* What is needed: Scan the entries below. List each line with "System".
--- start of Supplied entries ---
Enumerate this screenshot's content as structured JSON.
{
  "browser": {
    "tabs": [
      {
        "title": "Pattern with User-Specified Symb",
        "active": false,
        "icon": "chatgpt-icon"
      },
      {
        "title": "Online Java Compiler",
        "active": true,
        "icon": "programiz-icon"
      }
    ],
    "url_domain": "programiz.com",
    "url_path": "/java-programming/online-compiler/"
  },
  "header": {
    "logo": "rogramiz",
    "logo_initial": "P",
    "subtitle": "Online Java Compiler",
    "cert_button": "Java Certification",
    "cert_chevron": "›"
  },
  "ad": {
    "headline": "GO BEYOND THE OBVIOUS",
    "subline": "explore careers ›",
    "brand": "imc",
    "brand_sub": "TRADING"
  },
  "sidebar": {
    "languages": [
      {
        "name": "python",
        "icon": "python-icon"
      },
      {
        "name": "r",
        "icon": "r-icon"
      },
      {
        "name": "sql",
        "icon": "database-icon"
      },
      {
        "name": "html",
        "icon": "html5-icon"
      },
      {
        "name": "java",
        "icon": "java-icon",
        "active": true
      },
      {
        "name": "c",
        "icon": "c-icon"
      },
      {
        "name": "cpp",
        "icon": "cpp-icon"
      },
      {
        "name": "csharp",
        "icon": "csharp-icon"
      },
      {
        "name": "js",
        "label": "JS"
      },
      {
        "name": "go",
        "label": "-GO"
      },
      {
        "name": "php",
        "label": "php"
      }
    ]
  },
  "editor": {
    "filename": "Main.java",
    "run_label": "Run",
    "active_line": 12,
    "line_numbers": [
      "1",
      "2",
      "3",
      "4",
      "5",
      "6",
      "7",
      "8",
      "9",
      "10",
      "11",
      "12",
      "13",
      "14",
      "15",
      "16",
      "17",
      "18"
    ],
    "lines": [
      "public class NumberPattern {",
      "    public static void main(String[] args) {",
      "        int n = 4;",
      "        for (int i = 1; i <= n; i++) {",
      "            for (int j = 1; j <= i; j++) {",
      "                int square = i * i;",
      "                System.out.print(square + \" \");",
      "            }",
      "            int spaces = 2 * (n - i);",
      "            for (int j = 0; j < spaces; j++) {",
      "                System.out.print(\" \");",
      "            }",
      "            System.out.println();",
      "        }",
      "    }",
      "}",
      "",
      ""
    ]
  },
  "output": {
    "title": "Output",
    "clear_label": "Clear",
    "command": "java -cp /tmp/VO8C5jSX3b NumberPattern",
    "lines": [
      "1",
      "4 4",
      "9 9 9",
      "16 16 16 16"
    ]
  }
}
--- end of Supplied entries ---
* Exercise response:
      "                System.out.print(square + \" \");",
      "                System.out.print(\" \");",
      "            System.out.println();",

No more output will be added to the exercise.